Extract provided ▸
- Born: Raoping, Chaozhou, Great Ming
- Occupations: Pirate, warlord
- Years active: 1571-1589
- Opponents: Spanish Empire; Ming dynasty;

= Limahong =

16th-century Chinese pirate

Limahong, Lim Hong, or Lin Feng (Note: Teochew 林鳳, Pe̍h-ūe-jī: Lîm Hõng, Pe̍h-ōe-jī: Lîm Hōng), well known as Ah Hong (Note: Teochew 阿鳳, Pe̍h-ūe-jī: A-hõng, Pe̍h-ōe-jī: A-hōng) or Lim-A-Hong or Limahon, (Note: Teochew 林阿鳳 Pe̍h-ūe-jī: Lîm A-hõng, Pe̍h-ōe-jī: Lîm A-hōng) was a Chinese pirate and warlord who invaded the northern Philippines in 1574. He built up a reputation for his constant raids on the port cities of Guangdong, Fujian, and elsewhere in southern China. He is noted to have twice attempted, and failed, to invade the Spanish city of Manila in 1574. Afterwards, he sailed north into Lingayen Gulf and landed on the Agno River delta in Pangasinan, negotiating with locals to establish a fort. His attempt to enforce tribute from them by purporting his victory over the Spanish immediately backfired as Spanish-Luzonese forces laid siege on his fort for several months, narrowly escaping with some of his forces to never be seen again.

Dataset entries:

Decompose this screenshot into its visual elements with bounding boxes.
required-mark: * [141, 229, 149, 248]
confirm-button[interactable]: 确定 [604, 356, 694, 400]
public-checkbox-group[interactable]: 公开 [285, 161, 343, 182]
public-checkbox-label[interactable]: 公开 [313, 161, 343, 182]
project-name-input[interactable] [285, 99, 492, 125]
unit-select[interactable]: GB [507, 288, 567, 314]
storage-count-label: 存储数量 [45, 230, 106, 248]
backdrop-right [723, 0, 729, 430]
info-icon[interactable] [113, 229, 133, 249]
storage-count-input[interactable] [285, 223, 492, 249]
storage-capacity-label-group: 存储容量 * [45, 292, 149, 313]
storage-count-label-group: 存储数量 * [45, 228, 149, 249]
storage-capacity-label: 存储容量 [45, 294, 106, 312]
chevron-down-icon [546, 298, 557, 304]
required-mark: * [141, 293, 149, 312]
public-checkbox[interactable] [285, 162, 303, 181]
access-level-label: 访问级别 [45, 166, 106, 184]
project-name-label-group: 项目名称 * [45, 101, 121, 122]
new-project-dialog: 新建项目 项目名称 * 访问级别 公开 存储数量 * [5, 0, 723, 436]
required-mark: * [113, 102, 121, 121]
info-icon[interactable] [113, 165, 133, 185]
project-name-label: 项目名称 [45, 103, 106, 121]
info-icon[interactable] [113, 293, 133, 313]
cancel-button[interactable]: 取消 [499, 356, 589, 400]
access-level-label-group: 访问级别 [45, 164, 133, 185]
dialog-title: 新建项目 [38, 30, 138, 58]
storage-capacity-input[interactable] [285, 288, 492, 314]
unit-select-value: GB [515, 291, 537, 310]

Challenge ▸ According to the extract about Limahong, where did he land after sailing north into Lingayen Gulf? These entries were drawn from a separate source.

Exercise answer ▸ On the Agno River delta in Pangasinan.